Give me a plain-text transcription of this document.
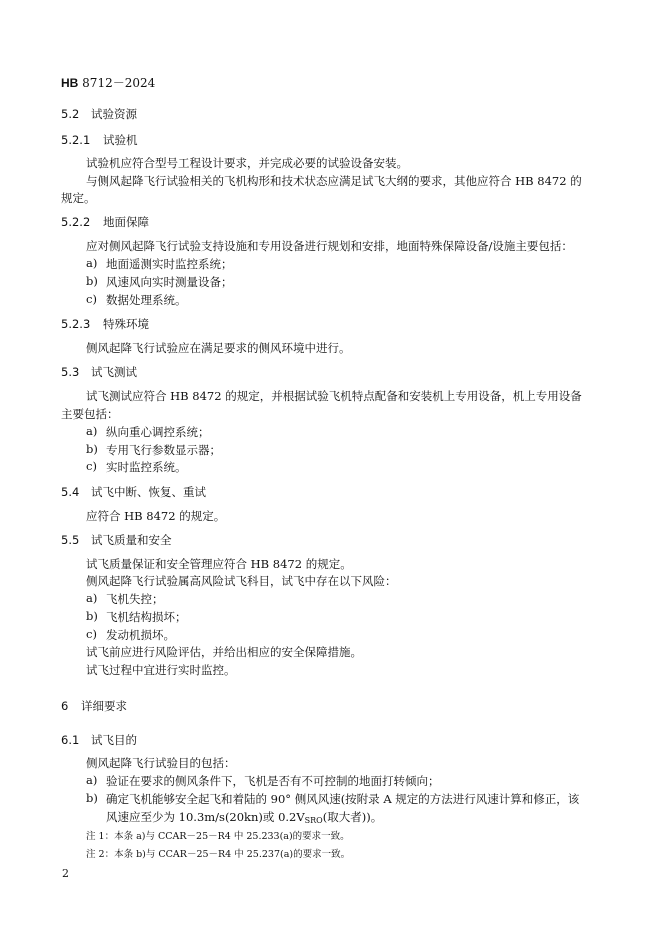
HB 8712－2024
5.2 试验资源
5.2.1 试验机
试验机应符合型号工程设计要求，并完成必要的试验设备安装。
与侧风起降飞行试验相关的飞机构形和技术状态应满足试飞大纲的要求，其他应符合 HB 8472 的
规定。
5.2.2 地面保障
应对侧风起降飞行试验支持设施和专用设备进行规划和安排，地面特殊保障设备/设施主要包括：
a) 地面遥测实时监控系统；
b) 风速风向实时测量设备；
c) 数据处理系统。
5.2.3 特殊环境
侧风起降飞行试验应在满足要求的侧风环境中进行。
5.3 试飞测试
试飞测试应符合 HB 8472 的规定，并根据试验飞机特点配备和安装机上专用设备，机上专用设备
主要包括：
a) 纵向重心调控系统；
b) 专用飞行参数显示器；
c) 实时监控系统。
5.4 试飞中断、恢复、重试
应符合 HB 8472 的规定。
5.5 试飞质量和安全
试飞质量保证和安全管理应符合 HB 8472 的规定。
侧风起降飞行试验属高风险试飞科目，试飞中存在以下风险：
a) 飞机失控；
b) 飞机结构损坏；
c) 发动机损坏。
试飞前应进行风险评估，并给出相应的安全保障措施。
试飞过程中宜进行实时监控。
6 详细要求
6.1 试飞目的
侧风起降飞行试验目的包括：
a) 验证在要求的侧风条件下，飞机是否有不可控制的地面打转倾向；
b) 确定飞机能够安全起飞和着陆的 90° 侧风风速(按附录 A 规定的方法进行风速计算和修正，该
风速应至少为 10.3m/s(20kn)或 0.2VSRO(取大者))。
注 1：本条 a)与 CCAR－25－R4 中 25.233(a)的要求一致。
注 2：本条 b)与 CCAR－25－R4 中 25.237(a)的要求一致。
2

..............................

TASK PROMPT: Pictures appear in the records above. Output everything except them, exactly.

ANSWER TO THIS PROBLEM:
Give me a plain-text transcription of this document.
HB 8712－2024
5.2 试验资源
5.2.1 试验机
试验机应符合型号工程设计要求，并完成必要的试验设备安装。
与侧风起降飞行试验相关的飞机构形和技术状态应满足试飞大纲的要求，其他应符合 HB 8472 的
规定。
5.2.2 地面保障
应对侧风起降飞行试验支持设施和专用设备进行规划和安排，地面特殊保障设备/设施主要包括：
a) 地面遥测实时监控系统；
b) 风速风向实时测量设备；
c) 数据处理系统。
5.2.3 特殊环境
侧风起降飞行试验应在满足要求的侧风环境中进行。
5.3 试飞测试
试飞测试应符合 HB 8472 的规定，并根据试验飞机特点配备和安装机上专用设备，机上专用设备
主要包括：
a) 纵向重心调控系统；
b) 专用飞行参数显示器；
c) 实时监控系统。
5.4 试飞中断、恢复、重试
应符合 HB 8472 的规定。
5.5 试飞质量和安全
试飞质量保证和安全管理应符合 HB 8472 的规定。
侧风起降飞行试验属高风险试飞科目，试飞中存在以下风险：
a) 飞机失控；
b) 飞机结构损坏；
c) 发动机损坏。
试飞前应进行风险评估，并给出相应的安全保障措施。
试飞过程中宜进行实时监控。
6 详细要求
6.1 试飞目的
侧风起降飞行试验目的包括：
a) 验证在要求的侧风条件下，飞机是否有不可控制的地面打转倾向；
b) 确定飞机能够安全起飞和着陆的 90° 侧风风速(按附录 A 规定的方法进行风速计算和修正，该
风速应至少为 10.3m/s(20kn)或 0.2VSRO(取大者))。
注 1：本条 a)与 CCAR－25－R4 中 25.233(a)的要求一致。
注 2：本条 b)与 CCAR－25－R4 中 25.237(a)的要求一致。
2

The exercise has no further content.